### PROBLEM STATEMENT
Reproduce the material in full, exactly as written.

### MATERIAL TO PROCESS
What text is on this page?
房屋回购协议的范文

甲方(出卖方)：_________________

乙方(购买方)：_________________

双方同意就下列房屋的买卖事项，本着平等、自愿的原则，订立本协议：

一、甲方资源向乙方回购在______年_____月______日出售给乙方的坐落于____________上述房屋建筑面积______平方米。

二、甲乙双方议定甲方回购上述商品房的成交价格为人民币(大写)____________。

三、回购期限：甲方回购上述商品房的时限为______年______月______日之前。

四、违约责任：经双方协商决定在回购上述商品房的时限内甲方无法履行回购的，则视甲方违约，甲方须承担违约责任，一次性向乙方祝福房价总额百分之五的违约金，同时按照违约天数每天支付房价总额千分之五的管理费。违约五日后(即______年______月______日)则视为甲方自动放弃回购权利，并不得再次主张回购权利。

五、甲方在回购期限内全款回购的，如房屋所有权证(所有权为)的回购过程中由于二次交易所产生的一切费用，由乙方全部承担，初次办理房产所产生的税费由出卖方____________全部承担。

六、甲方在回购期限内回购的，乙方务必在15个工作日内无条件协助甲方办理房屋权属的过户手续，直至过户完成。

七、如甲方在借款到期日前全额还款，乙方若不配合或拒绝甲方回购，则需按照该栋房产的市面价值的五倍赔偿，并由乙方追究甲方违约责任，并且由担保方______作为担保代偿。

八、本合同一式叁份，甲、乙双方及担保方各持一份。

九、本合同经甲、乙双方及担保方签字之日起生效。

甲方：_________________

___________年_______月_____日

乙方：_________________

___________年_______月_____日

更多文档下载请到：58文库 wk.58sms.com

### EXERCISE RESPONSE
What text is on this page?
房屋回购协议的范文

甲方(出卖方)：_________________

乙方(购买方)：_________________

双方同意就下列房屋的买卖事项，本着平等、自愿的原则，订立本协议：

一、甲方资源向乙方回购在______年_____月______日出售给乙方的坐落于____________上述房屋建筑面积______平方米。

二、甲乙双方议定甲方回购上述商品房的成交价格为人民币(大写)____________。

三、回购期限：甲方回购上述商品房的时限为______年______月______日之前。

四、违约责任：经双方协商决定在回购上述商品房的时限内甲方无法履行回购的，则视甲方违约，甲方须承担违约责任，一次性向乙方祝福房价总额百分之五的违约金，同时按照违约天数每天支付房价总额千分之五的管理费。违约五日后(即______年______月______日)则视为甲方自动放弃回购权利，并不得再次主张回购权利。

五、甲方在回购期限内全款回购的，如房屋所有权证(所有权为)的回购过程中由于二次交易所产生的一切费用，由乙方全部承担，初次办理房产所产生的税费由出卖方____________全部承担。

六、甲方在回购期限内回购的，乙方务必在15个工作日内无条件协助甲方办理房屋权属的过户手续，直至过户完成。

七、如甲方在借款到期日前全额还款，乙方若不配合或拒绝甲方回购，则需按照该栋房产的市面价值的五倍赔偿，并由乙方追究甲方违约责任，并且由担保方______作为担保代偿。

八、本合同一式叁份，甲、乙双方及担保方各持一份。

九、本合同经甲、乙双方及担保方签字之日起生效。

甲方：_________________

___________年_______月_____日

乙方：_________________

___________年_______月_____日

更多文档下载请到：58文库 wk.58sms.com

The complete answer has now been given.